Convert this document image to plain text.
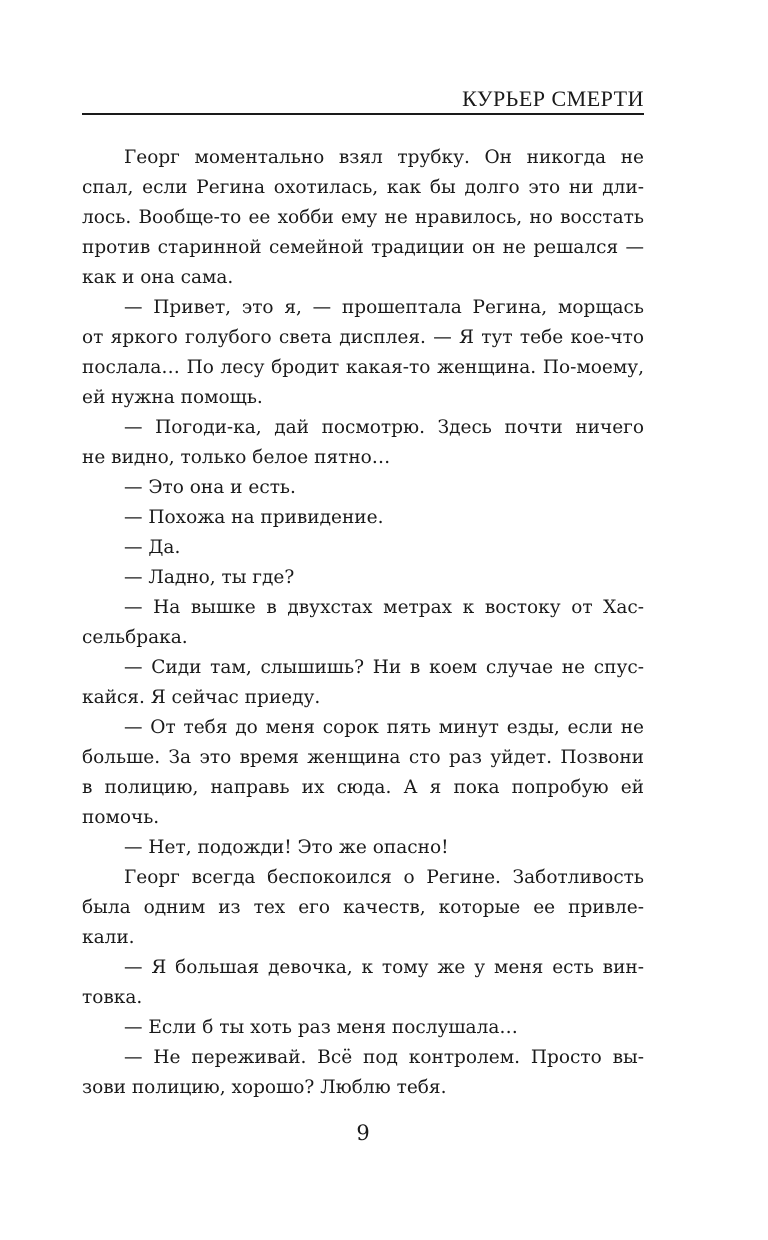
КУРЬЕР СМЕРТИ
Георг моментально взял трубку. Он никогда не
спал, если Регина охотилась, как бы долго это ни дли-
лось. Вообще-то ее хобби ему не нравилось, но восстать
против старинной семейной традиции он не решался —
как и она сама.
— Привет, это я, — прошептала Регина, морщась
от яркого голубого света дисплея. — Я тут тебе кое-что
послала… По лесу бродит какая-то женщина. По-моему,
ей нужна помощь.
— Погоди-ка, дай посмотрю. Здесь почти ничего
не видно, только белое пятно…
— Это она и есть.
— Похожа на привидение.
— Да.
— Ладно, ты где?
— На вышке в двухстах метрах к востоку от Хас-
сельбрака.
— Сиди там, слышишь? Ни в коем случае не спус-
кайся. Я сейчас приеду.
— От тебя до меня сорок пять минут езды, если не
больше. За это время женщина сто раз уйдет. Позвони
в полицию, направь их сюда. А я пока попробую ей
помочь.
— Нет, подожди! Это же опасно!
Георг всегда беспокоился о Регине. Заботливость
была одним из тех его качеств, которые ее привле-
кали.
— Я большая девочка, к тому же у меня есть вин-
товка.
— Если б ты хоть раз меня послушала…
— Не переживай. Всё под контролем. Просто вы-
зови полицию, хорошо? Люблю тебя.
9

▶ **Brief**:
Find the word "меня" in the entries above and gather every line that holds it.

▶ **Written reply**:
— От тебя до меня сорок пять минут езды, если не
— Я большая девочка, к тому же у меня есть вин-
— Если б ты хоть раз меня послушала…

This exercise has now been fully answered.